WHAT IS BEING ASKED: Type out the records that follow, exactly as given.

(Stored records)
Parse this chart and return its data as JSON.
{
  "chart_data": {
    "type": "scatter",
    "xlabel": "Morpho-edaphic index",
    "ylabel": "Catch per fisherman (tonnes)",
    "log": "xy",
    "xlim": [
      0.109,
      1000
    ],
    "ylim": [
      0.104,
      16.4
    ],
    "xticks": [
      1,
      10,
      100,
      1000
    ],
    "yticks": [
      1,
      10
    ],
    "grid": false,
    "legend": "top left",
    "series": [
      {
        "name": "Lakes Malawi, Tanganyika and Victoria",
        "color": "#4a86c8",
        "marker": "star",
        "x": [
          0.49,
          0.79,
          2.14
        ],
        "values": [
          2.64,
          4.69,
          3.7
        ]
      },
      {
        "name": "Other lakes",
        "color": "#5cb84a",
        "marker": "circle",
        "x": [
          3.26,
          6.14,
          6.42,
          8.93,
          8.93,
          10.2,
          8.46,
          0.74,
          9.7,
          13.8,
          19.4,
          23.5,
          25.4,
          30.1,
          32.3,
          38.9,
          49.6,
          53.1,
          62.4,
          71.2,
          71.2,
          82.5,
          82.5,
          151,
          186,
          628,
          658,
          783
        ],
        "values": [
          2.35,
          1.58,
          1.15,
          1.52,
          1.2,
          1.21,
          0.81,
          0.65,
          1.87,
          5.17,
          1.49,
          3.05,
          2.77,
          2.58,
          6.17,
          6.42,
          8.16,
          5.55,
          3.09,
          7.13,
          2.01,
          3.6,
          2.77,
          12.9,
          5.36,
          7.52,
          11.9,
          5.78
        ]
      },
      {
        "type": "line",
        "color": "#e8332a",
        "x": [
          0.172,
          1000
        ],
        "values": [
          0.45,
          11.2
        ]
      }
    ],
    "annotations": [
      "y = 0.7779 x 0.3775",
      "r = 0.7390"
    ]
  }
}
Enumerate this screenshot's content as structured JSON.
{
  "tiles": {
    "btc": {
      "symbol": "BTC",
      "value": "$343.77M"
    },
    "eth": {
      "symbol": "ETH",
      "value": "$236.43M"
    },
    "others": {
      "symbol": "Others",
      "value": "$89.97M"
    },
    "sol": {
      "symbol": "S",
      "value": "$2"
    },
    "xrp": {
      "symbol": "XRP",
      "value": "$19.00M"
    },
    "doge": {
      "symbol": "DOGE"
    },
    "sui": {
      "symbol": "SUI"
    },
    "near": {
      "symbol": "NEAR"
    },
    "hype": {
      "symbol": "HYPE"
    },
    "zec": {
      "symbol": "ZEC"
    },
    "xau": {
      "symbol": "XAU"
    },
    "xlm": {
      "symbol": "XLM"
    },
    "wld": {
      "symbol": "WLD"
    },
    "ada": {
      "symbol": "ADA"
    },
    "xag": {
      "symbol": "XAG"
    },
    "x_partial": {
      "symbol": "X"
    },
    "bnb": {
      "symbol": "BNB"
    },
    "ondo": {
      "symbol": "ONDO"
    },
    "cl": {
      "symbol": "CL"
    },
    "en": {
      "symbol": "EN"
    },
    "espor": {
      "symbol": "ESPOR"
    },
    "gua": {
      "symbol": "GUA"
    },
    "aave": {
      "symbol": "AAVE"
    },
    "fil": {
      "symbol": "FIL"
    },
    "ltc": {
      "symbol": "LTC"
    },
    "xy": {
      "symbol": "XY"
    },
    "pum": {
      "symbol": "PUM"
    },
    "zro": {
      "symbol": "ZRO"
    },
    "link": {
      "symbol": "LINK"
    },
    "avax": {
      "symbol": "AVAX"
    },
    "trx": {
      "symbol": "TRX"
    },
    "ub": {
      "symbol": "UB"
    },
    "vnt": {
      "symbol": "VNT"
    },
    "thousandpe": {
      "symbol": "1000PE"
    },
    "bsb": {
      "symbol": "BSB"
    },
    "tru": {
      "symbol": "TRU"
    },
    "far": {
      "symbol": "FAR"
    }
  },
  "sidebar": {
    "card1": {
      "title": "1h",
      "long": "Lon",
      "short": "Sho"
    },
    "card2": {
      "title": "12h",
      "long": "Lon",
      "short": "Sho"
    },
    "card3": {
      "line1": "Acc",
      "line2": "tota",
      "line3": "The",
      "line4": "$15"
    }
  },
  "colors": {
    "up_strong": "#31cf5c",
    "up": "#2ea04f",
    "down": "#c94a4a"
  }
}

TASK OUTPUT:
Parse this chart and return its data as JSON.
{
  "chart_data": {
    "type": "scatter",
    "xlabel": "Morpho-edaphic index",
    "ylabel": "Catch per fisherman (tonnes)",
    "log": "xy",
    "xlim": [
      0.109,
      1000
    ],
    "ylim": [
      0.104,
      16.4
    ],
    "xticks": [
      1,
      10,
      100,
      1000
    ],
    "yticks": [
      1,
      10
    ],
    "grid": false,
    "legend": "top left",
    "series": [
      {
        "name": "Lakes Malawi, Tanganyika and Victoria",
        "color": "#4a86c8",
        "marker": "star",
        "x": [
          0.49,
          0.79,
          2.14
        ],
        "values": [
          2.64,
          4.69,
          3.7
        ]
      },
      {
        "name": "Other lakes",
        "color": "#5cb84a",
        "marker": "circle",
        "x": [
          3.26,
          6.14,
          6.42,
          8.93,
          8.93,
          10.2,
          8.46,
          0.74,
          9.7,
          13.8,
          19.4,
          23.5,
          25.4,
          30.1,
          32.3,
          38.9,
          49.6,
          53.1,
          62.4,
          71.2,
          71.2,
          82.5,
          82.5,
          151,
          186,
          628,
          658,
          783
        ],
        "values": [
          2.35,
          1.58,
          1.15,
          1.52,
          1.2,
          1.21,
          0.81,
          0.65,
          1.87,
          5.17,
          1.49,
          3.05,
          2.77,
          2.58,
          6.17,
          6.42,
          8.16,
          5.55,
          3.09,
          7.13,
          2.01,
          3.6,
          2.77,
          12.9,
          5.36,
          7.52,
          11.9,
          5.78
        ]
      },
      {
        "type": "line",
        "color": "#e8332a",
        "x": [
          0.172,
          1000
        ],
        "values": [
          0.45,
          11.2
        ]
      }
    ],
    "annotations": [
      "y = 0.7779 x 0.3775",
      "r = 0.7390"
    ]
  }
}
Enumerate this screenshot's content as structured JSON.
{
  "tiles": {
    "btc": {
      "symbol": "BTC",
      "value": "$343.77M"
    },
    "eth": {
      "symbol": "ETH",
      "value": "$236.43M"
    },
    "others": {
      "symbol": "Others",
      "value": "$89.97M"
    },
    "sol": {
      "symbol": "S",
      "value": "$2"
    },
    "xrp": {
      "symbol": "XRP",
      "value": "$19.00M"
    },
    "doge": {
      "symbol": "DOGE"
    },
    "sui": {
      "symbol": "SUI"
    },
    "near": {
      "symbol": "NEAR"
    },
    "hype": {
      "symbol": "HYPE"
    },
    "zec": {
      "symbol": "ZEC"
    },
    "xau": {
      "symbol": "XAU"
    },
    "xlm": {
      "symbol": "XLM"
    },
    "wld": {
      "symbol": "WLD"
    },
    "ada": {
      "symbol": "ADA"
    },
    "xag": {
      "symbol": "XAG"
    },
    "x_partial": {
      "symbol": "X"
    },
    "bnb": {
      "symbol": "BNB"
    },
    "ondo": {
      "symbol": "ONDO"
    },
    "cl": {
      "symbol": "CL"
    },
    "en": {
      "symbol": "EN"
    },
    "espor": {
      "symbol": "ESPOR"
    },
    "gua": {
      "symbol": "GUA"
    },
    "aave": {
      "symbol": "AAVE"
    },
    "fil": {
      "symbol": "FIL"
    },
    "ltc": {
      "symbol": "LTC"
    },
    "xy": {
      "symbol": "XY"
    },
    "pum": {
      "symbol": "PUM"
    },
    "zro": {
      "symbol": "ZRO"
    },
    "link": {
      "symbol": "LINK"
    },
    "avax": {
      "symbol": "AVAX"
    },
    "trx": {
      "symbol": "TRX"
    },
    "ub": {
      "symbol": "UB"
    },
    "vnt": {
      "symbol": "VNT"
    },
    "thousandpe": {
      "symbol": "1000PE"
    },
    "bsb": {
      "symbol": "BSB"
    },
    "tru": {
      "symbol": "TRU"
    },
    "far": {
      "symbol": "FAR"
    }
  },
  "sidebar": {
    "card1": {
      "title": "1h",
      "long": "Lon",
      "short": "Sho"
    },
    "card2": {
      "title": "12h",
      "long": "Lon",
      "short": "Sho"
    },
    "card3": {
      "line1": "Acc",
      "line2": "tota",
      "line3": "The",
      "line4": "$15"
    }
  },
  "colors": {
    "up_strong": "#31cf5c",
    "up": "#2ea04f",
    "down": "#c94a4a"
  }
}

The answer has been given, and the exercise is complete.